START Data rows

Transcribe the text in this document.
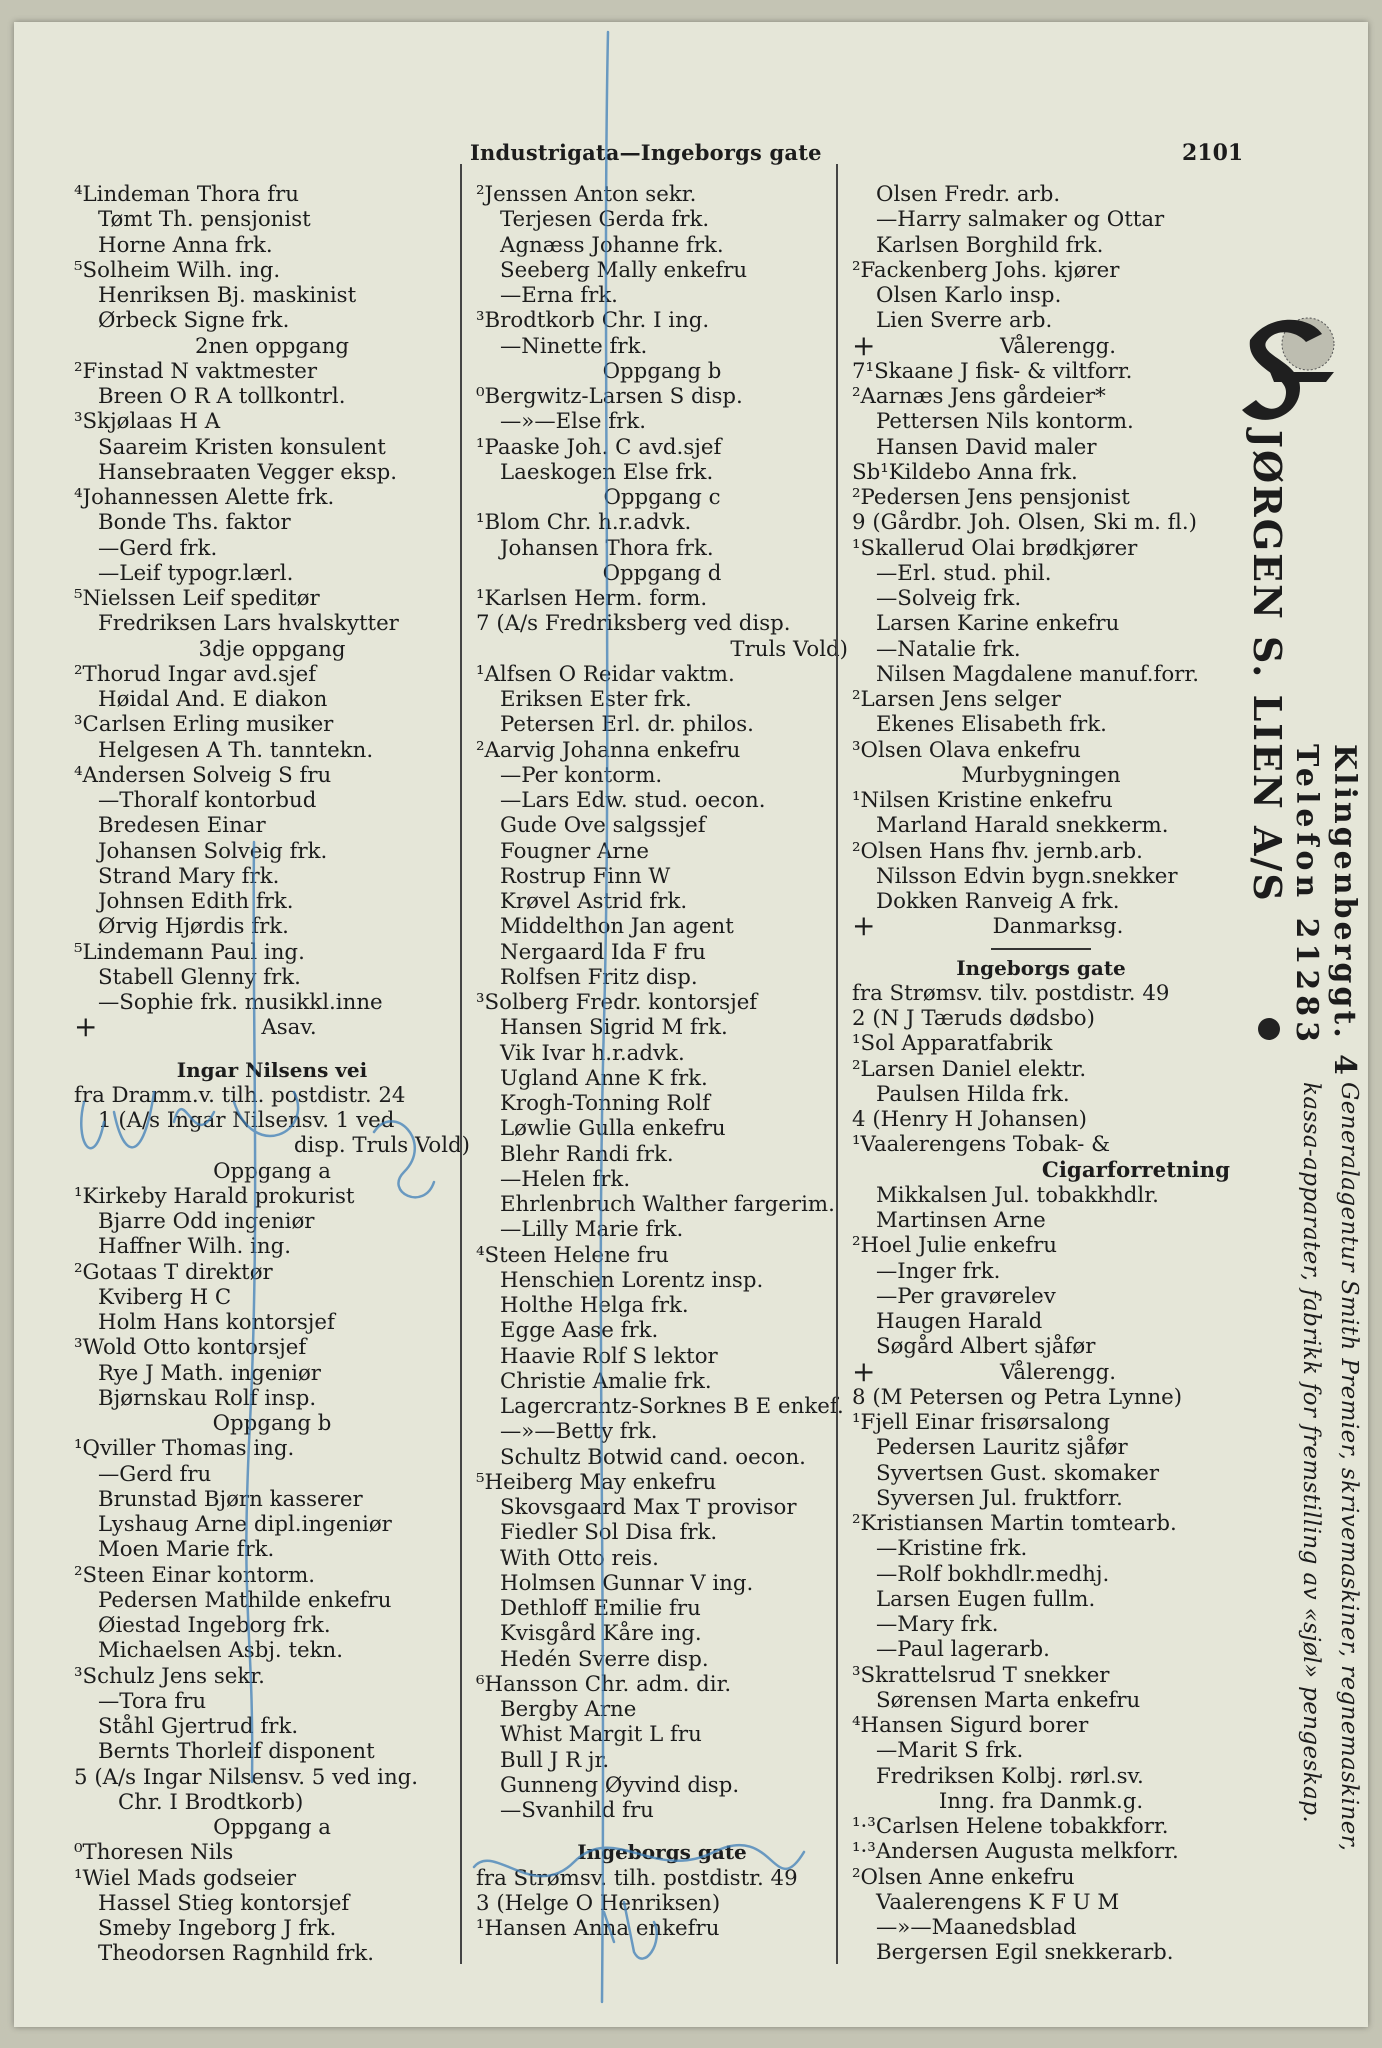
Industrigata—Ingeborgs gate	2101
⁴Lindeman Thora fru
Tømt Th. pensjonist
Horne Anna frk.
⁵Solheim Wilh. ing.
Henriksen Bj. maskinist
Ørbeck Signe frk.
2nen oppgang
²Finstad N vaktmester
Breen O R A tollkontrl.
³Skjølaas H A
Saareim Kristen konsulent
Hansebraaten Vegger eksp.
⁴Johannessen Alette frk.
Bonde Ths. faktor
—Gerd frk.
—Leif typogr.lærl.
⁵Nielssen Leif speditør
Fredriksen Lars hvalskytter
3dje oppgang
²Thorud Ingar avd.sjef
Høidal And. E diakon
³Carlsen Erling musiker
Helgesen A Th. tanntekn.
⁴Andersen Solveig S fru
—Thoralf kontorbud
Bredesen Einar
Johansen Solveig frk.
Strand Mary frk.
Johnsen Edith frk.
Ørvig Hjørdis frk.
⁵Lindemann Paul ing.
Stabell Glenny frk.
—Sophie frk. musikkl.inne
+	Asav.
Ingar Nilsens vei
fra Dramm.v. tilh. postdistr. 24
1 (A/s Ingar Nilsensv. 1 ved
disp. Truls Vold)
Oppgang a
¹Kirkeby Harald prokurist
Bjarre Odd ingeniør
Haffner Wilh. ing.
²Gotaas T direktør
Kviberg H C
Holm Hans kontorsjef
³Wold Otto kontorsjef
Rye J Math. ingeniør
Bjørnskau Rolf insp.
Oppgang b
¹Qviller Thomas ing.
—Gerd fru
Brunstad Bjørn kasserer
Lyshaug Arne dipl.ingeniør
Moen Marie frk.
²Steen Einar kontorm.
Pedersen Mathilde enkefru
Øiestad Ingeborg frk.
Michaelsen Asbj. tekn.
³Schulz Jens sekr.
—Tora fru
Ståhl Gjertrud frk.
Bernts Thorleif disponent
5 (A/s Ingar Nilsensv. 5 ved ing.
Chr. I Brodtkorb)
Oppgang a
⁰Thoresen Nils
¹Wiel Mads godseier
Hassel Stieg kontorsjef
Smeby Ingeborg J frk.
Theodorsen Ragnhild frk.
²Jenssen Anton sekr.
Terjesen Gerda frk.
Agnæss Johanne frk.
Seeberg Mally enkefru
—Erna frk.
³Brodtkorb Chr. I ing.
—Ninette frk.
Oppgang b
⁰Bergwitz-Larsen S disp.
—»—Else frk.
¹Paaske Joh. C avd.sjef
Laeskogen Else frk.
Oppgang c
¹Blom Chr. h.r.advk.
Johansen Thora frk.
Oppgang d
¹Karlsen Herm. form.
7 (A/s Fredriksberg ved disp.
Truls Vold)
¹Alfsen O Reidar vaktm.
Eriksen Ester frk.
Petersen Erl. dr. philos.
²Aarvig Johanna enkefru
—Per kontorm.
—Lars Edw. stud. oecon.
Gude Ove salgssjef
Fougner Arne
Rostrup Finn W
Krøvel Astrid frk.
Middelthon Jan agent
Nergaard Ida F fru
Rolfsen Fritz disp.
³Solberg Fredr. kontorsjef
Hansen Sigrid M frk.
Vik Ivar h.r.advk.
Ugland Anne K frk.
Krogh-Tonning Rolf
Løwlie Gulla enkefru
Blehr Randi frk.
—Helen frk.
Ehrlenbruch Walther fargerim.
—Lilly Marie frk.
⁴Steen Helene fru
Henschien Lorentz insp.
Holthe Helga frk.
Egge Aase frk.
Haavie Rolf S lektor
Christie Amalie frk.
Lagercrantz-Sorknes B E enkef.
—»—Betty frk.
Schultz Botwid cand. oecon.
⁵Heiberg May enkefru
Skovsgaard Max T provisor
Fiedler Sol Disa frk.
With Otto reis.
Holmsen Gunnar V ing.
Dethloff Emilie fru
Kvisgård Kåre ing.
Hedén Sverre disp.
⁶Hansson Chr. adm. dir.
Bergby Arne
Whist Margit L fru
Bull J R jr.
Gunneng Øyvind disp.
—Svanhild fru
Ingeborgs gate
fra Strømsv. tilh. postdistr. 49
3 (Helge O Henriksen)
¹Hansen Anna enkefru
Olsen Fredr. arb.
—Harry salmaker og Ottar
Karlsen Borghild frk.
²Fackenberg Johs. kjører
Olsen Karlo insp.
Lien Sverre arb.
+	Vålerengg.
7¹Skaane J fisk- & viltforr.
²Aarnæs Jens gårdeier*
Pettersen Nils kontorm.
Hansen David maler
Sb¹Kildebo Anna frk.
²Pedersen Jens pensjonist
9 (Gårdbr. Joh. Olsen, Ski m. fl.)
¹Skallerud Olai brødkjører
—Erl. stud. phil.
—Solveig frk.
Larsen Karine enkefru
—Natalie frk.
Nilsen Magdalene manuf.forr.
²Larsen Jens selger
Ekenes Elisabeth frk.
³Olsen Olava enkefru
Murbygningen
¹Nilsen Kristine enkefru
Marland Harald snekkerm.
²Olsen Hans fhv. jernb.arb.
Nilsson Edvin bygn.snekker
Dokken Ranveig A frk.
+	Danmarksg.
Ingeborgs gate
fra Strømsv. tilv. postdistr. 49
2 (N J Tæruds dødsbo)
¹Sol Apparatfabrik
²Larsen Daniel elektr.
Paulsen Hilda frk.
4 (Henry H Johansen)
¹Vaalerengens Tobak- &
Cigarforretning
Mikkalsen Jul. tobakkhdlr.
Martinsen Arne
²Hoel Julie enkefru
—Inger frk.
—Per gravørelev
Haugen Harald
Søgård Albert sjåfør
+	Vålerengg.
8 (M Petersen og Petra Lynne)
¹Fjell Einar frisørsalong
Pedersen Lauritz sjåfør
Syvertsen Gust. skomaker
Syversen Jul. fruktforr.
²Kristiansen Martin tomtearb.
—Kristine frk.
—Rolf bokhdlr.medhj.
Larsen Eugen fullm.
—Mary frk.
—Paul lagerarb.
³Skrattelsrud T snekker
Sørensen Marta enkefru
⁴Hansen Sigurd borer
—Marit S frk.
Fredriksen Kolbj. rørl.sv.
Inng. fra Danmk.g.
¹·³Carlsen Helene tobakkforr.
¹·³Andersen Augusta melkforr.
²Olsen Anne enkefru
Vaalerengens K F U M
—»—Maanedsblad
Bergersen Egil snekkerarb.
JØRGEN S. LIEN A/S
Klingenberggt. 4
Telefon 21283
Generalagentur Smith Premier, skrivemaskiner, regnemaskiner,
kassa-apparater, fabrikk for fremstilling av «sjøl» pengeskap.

END Data rows
START Data rows

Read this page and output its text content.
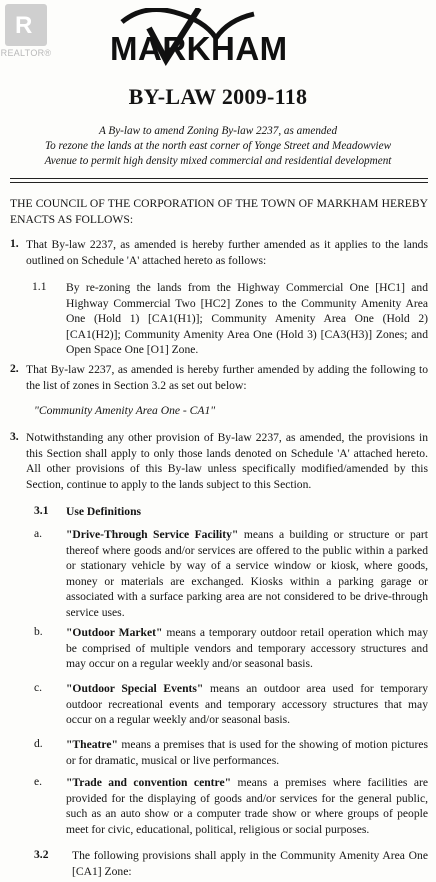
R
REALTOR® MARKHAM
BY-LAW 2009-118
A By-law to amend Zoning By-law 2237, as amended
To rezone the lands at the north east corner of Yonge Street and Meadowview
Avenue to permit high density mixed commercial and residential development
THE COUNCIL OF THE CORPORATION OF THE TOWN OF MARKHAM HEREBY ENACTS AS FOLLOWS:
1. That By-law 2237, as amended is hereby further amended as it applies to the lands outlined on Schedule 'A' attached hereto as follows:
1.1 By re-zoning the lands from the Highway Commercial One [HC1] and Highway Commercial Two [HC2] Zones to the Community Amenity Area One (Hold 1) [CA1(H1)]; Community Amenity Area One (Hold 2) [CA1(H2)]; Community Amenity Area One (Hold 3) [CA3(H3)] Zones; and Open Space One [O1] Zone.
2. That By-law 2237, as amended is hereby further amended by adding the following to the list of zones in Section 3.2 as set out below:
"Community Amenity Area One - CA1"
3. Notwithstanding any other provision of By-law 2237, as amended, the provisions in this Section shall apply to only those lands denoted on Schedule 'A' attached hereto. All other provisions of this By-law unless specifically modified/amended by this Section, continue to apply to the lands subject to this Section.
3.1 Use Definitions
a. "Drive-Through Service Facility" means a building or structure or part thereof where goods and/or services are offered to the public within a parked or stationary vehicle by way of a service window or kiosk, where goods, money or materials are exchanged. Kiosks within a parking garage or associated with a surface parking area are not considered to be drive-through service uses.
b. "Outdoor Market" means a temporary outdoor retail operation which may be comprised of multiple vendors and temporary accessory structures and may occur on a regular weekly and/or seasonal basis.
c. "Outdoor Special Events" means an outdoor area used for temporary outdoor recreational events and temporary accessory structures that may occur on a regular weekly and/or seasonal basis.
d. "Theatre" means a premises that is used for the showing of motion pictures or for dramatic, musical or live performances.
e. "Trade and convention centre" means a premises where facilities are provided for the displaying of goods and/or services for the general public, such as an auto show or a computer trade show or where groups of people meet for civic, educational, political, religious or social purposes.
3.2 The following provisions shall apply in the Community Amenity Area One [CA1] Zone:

END Data rows
START Data rows

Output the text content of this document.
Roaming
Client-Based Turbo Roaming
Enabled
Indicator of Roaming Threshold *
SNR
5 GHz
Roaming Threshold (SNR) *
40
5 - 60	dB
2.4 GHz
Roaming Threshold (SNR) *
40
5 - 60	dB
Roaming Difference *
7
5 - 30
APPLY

END Data rows

Short problem: In the entries above, find each line with the word "Kristine" and copy it.

Written response:
¹Nilsen Kristine enkefru
—Kristine frk.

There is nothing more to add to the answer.